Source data

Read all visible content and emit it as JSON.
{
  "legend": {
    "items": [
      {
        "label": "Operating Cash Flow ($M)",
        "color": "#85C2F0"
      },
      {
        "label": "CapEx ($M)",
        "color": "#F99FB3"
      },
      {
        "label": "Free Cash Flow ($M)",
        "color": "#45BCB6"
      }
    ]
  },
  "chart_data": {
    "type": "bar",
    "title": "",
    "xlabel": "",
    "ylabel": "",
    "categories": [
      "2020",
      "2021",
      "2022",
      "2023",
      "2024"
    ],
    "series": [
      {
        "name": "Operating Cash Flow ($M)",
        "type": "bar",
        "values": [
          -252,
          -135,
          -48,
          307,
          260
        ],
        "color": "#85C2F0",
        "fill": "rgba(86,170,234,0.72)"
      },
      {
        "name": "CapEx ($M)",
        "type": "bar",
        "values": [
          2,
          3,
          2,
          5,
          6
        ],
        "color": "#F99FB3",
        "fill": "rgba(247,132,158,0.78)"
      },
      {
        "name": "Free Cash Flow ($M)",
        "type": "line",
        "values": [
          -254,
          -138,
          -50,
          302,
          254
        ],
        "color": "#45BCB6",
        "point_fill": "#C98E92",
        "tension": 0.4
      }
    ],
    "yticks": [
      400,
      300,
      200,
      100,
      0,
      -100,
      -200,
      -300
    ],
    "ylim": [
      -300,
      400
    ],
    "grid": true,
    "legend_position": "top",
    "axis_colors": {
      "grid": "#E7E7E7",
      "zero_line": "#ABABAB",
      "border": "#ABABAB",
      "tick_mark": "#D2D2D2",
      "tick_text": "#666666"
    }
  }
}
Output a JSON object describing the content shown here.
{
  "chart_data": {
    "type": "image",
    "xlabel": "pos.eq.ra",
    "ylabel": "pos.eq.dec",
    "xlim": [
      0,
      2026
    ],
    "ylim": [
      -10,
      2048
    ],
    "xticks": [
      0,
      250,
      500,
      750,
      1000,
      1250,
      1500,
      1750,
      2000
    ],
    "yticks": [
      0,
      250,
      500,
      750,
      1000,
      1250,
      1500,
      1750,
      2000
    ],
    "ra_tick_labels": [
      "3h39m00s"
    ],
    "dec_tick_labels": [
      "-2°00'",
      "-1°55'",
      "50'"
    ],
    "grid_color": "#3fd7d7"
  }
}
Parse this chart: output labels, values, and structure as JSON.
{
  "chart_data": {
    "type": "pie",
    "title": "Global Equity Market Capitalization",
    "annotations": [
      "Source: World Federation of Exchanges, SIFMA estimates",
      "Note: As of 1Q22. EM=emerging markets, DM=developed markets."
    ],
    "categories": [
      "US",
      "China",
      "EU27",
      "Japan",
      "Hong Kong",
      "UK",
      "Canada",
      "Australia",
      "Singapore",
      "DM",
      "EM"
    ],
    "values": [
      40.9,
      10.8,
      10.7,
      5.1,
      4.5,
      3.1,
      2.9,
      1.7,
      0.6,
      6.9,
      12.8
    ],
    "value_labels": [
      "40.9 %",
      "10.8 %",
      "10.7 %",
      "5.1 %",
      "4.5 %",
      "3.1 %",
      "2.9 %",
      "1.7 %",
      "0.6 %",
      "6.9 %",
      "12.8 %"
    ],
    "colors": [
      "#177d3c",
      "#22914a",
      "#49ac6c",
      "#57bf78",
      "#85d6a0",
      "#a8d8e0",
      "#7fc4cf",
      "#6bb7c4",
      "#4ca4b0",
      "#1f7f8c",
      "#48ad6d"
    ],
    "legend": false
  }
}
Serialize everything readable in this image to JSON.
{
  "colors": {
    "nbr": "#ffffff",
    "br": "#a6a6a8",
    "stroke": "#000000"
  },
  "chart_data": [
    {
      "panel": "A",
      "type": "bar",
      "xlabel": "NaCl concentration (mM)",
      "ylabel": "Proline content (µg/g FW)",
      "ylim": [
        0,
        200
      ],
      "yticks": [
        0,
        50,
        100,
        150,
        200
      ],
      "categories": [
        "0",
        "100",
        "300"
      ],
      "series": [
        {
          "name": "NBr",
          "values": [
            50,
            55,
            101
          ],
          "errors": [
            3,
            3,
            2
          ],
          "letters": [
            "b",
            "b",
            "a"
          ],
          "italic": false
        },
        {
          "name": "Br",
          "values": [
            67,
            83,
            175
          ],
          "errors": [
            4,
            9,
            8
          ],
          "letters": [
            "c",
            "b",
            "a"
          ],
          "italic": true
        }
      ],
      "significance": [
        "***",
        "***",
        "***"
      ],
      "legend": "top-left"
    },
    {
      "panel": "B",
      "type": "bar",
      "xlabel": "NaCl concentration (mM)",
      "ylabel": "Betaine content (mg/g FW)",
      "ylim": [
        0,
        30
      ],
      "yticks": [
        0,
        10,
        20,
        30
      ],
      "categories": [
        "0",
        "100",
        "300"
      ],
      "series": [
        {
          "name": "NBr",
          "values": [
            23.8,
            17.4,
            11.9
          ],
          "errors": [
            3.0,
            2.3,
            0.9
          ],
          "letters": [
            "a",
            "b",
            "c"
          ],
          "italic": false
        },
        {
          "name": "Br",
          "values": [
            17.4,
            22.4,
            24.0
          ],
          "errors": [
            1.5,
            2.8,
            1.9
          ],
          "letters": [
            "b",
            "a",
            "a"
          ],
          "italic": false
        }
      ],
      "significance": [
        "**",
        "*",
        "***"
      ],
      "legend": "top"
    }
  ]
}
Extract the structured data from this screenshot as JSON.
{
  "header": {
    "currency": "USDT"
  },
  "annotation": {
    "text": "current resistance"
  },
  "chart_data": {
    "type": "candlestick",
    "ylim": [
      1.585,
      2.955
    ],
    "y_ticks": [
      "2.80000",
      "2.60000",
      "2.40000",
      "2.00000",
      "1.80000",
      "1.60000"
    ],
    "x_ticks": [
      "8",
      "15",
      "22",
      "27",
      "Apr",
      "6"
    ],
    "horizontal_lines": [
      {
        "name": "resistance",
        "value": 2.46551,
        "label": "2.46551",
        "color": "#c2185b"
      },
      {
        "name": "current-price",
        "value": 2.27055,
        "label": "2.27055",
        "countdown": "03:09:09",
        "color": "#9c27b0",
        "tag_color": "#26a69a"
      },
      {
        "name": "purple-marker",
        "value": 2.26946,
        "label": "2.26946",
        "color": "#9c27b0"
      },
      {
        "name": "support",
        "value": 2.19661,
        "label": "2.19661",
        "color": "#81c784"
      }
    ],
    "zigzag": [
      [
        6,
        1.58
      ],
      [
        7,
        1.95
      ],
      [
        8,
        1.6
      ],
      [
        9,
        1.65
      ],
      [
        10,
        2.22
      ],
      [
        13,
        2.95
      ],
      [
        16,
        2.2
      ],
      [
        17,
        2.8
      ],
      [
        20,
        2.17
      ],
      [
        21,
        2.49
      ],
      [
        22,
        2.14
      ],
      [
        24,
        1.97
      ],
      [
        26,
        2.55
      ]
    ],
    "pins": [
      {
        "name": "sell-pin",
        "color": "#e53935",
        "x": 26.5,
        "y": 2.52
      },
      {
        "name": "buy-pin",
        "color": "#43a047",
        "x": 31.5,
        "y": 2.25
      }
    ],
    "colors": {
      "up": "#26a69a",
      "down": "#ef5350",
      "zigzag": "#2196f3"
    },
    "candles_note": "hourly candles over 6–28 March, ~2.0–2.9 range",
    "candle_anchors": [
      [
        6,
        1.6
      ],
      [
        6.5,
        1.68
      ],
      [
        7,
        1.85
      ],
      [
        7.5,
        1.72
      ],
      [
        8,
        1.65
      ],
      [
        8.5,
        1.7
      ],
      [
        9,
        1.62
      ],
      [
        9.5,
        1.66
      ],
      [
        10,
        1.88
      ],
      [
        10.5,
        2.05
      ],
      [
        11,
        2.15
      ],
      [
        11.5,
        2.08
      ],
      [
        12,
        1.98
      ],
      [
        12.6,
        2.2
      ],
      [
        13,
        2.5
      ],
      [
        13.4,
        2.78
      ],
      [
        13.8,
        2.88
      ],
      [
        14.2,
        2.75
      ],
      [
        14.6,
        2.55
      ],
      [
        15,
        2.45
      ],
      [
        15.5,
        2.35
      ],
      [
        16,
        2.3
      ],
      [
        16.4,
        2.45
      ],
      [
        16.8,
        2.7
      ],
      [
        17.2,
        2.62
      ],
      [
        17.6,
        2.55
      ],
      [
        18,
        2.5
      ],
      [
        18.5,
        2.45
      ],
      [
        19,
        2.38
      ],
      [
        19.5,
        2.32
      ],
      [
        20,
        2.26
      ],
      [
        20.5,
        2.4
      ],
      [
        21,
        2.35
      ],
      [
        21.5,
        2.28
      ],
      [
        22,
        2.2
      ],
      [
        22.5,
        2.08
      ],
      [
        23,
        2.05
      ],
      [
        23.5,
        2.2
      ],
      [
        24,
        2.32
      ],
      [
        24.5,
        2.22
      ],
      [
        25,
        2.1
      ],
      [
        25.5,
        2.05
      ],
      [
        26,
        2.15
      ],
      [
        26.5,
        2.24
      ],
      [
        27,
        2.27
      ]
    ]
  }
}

## TASK OBJECTIVE
Pick out each line above that includes "xlabel" and show it.

## SOLUTION
    "xlabel": "",
    "xlabel": "pos.eq.ra",
      "xlabel": "NaCl concentration (mM)",
      "xlabel": "NaCl concentration (mM)",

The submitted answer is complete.